[Extracted data entries]
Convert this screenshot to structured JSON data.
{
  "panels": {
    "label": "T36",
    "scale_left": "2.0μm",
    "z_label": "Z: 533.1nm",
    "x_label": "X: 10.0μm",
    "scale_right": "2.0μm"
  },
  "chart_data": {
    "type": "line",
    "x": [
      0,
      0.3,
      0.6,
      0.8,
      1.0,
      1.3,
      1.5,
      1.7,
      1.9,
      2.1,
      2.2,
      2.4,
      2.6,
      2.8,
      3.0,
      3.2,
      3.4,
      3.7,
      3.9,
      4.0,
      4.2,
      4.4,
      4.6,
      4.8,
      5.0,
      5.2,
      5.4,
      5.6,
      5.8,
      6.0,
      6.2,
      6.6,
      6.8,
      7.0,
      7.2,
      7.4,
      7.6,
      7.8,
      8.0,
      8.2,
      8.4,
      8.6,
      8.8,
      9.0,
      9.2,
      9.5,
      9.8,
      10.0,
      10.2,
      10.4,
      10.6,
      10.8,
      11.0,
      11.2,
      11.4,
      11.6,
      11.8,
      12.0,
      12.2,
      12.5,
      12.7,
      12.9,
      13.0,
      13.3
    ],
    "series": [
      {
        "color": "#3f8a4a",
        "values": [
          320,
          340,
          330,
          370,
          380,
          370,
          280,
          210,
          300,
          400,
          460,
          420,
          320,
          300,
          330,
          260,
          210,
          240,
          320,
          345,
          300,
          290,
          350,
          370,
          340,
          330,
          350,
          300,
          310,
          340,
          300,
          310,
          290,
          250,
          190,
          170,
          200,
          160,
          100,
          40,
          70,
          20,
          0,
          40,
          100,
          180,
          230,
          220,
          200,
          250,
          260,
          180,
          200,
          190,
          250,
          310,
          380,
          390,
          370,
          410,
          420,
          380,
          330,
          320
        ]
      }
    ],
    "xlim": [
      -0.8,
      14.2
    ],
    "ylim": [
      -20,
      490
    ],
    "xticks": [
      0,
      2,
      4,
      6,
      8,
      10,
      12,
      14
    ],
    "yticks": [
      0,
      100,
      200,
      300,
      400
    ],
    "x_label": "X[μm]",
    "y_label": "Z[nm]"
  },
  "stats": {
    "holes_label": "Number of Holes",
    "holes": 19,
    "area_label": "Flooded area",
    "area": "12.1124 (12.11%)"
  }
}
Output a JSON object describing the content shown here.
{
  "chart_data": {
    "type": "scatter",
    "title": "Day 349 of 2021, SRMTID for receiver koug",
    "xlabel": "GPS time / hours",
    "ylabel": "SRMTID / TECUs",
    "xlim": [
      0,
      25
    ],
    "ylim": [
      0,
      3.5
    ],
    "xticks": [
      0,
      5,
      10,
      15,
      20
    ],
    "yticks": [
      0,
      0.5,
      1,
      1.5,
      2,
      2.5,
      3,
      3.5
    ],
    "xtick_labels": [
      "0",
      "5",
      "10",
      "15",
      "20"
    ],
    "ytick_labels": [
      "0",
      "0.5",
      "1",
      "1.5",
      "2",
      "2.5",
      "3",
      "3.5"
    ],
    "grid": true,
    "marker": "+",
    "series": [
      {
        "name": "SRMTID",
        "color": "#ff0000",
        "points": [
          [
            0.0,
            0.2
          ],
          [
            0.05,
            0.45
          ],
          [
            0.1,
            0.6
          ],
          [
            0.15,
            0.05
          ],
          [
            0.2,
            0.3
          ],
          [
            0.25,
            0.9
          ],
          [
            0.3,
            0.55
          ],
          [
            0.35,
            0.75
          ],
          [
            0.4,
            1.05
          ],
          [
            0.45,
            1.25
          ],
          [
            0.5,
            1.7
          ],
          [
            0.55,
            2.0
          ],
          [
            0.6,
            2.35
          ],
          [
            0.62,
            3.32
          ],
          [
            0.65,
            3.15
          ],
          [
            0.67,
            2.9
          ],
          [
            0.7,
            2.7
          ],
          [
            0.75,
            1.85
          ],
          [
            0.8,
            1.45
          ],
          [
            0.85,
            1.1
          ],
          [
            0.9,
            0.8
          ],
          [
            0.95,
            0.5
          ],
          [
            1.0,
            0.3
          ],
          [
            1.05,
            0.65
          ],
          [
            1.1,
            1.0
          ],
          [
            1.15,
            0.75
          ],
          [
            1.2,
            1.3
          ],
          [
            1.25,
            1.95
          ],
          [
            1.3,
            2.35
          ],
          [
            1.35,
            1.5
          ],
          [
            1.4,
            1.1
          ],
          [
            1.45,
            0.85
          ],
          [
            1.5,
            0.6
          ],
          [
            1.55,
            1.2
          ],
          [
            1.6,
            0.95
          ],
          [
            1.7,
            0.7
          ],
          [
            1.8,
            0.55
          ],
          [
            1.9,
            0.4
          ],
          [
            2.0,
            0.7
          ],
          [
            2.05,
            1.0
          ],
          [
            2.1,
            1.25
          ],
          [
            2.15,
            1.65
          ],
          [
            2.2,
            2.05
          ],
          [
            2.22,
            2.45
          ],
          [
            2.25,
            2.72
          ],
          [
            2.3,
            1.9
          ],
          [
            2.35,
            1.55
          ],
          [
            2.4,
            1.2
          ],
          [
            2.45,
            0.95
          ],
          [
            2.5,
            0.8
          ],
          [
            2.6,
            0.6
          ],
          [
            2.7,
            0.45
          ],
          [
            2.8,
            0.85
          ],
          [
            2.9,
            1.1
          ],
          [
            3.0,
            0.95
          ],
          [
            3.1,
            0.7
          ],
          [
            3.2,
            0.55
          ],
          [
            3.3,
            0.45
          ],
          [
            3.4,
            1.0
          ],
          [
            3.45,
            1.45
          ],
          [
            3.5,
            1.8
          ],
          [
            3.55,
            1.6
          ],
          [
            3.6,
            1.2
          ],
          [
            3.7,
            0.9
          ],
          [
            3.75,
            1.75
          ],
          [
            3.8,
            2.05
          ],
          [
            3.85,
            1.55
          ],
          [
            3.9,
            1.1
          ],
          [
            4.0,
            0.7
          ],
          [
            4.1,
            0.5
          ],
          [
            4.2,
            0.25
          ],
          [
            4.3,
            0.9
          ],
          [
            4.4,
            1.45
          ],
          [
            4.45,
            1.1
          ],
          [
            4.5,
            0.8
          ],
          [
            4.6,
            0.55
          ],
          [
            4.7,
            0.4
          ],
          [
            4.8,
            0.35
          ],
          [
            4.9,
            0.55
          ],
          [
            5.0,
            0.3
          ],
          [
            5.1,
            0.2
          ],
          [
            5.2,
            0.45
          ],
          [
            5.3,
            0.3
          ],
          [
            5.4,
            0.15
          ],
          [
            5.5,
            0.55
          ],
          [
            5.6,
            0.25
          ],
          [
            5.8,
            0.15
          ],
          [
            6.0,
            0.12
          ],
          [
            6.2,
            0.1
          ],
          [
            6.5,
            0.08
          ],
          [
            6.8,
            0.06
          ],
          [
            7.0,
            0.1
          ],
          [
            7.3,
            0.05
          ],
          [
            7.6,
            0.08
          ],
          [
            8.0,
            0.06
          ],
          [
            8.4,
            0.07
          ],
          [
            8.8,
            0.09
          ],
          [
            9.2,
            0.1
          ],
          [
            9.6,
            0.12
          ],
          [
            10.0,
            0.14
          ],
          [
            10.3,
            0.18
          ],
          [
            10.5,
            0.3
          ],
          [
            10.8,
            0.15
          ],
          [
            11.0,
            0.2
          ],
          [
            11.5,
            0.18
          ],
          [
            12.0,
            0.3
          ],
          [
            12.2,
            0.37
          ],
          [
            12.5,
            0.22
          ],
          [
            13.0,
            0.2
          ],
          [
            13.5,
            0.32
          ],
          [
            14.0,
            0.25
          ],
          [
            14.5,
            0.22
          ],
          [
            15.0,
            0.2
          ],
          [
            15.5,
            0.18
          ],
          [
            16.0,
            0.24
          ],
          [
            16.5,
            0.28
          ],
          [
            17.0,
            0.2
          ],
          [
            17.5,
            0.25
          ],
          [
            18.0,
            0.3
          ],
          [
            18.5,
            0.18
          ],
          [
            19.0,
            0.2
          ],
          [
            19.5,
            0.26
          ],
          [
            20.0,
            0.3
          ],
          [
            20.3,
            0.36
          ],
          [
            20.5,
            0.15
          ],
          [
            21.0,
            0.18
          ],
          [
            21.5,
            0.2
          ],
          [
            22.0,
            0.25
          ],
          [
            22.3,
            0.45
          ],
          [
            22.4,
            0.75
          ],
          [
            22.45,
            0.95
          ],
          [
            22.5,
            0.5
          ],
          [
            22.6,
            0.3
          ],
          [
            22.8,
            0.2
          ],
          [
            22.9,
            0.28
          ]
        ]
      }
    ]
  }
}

GOAL: Filter the records, keeping only lines that contain "JSON", and show those lines.

RESULT FOR THIS TASK:
Convert this screenshot to structured JSON data.
Output a JSON object describing the content shown here.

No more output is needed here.